YOUR TASK:
Can you give all the records again without altering a single character?

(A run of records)

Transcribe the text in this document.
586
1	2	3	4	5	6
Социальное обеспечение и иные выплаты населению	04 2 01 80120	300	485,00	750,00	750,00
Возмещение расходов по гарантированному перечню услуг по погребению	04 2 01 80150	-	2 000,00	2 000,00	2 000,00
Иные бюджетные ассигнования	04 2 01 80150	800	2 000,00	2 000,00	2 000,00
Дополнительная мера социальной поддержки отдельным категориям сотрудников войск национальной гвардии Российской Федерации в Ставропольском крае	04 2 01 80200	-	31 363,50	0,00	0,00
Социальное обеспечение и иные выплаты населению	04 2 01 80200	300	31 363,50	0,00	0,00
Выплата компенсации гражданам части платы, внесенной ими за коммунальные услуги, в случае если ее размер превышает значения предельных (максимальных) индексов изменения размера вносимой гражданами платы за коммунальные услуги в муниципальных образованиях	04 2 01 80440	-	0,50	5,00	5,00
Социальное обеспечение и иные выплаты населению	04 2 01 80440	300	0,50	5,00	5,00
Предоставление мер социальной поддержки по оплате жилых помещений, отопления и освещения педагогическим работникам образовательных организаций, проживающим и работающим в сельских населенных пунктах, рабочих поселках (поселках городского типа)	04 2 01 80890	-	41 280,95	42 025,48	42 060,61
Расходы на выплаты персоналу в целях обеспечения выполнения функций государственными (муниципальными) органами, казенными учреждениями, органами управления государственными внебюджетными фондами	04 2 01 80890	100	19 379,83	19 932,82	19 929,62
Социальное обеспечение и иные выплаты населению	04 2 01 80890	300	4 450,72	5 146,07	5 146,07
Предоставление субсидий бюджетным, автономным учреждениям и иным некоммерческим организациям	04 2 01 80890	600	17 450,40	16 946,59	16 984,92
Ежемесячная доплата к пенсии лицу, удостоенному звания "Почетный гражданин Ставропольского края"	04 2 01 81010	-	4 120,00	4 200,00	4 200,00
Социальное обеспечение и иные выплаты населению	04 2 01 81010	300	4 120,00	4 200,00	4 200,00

RESULT OF THE EXERCISE:
Transcribe the text in this document.
586
1	2	3	4	5	6
Социальное обеспечение и иные выплаты населению	04 2 01 80120	300	485,00	750,00	750,00
Возмещение расходов по гарантированному перечню услуг по погребению	04 2 01 80150	-	2 000,00	2 000,00	2 000,00
Иные бюджетные ассигнования	04 2 01 80150	800	2 000,00	2 000,00	2 000,00
Дополнительная мера социальной поддержки отдельным категориям сотрудников войск национальной гвардии Российской Федерации в Ставропольском крае	04 2 01 80200	-	31 363,50	0,00	0,00
Социальное обеспечение и иные выплаты населению	04 2 01 80200	300	31 363,50	0,00	0,00
Выплата компенсации гражданам части платы, внесенной ими за коммунальные услуги, в случае если ее размер превышает значения предельных (максимальных) индексов изменения размера вносимой гражданами платы за коммунальные услуги в муниципальных образованиях	04 2 01 80440	-	0,50	5,00	5,00
Социальное обеспечение и иные выплаты населению	04 2 01 80440	300	0,50	5,00	5,00
Предоставление мер социальной поддержки по оплате жилых помещений, отопления и освещения педагогическим работникам образовательных организаций, проживающим и работающим в сельских населенных пунктах, рабочих поселках (поселках городского типа)	04 2 01 80890	-	41 280,95	42 025,48	42 060,61
Расходы на выплаты персоналу в целях обеспечения выполнения функций государственными (муниципальными) органами, казенными учреждениями, органами управления государственными внебюджетными фондами	04 2 01 80890	100	19 379,83	19 932,82	19 929,62
Социальное обеспечение и иные выплаты населению	04 2 01 80890	300	4 450,72	5 146,07	5 146,07
Предоставление субсидий бюджетным, автономным учреждениям и иным некоммерческим организациям	04 2 01 80890	600	17 450,40	16 946,59	16 984,92
Ежемесячная доплата к пенсии лицу, удостоенному звания "Почетный гражданин Ставропольского края"	04 2 01 81010	-	4 120,00	4 200,00	4 200,00
Социальное обеспечение и иные выплаты населению	04 2 01 81010	300	4 120,00	4 200,00	4 200,00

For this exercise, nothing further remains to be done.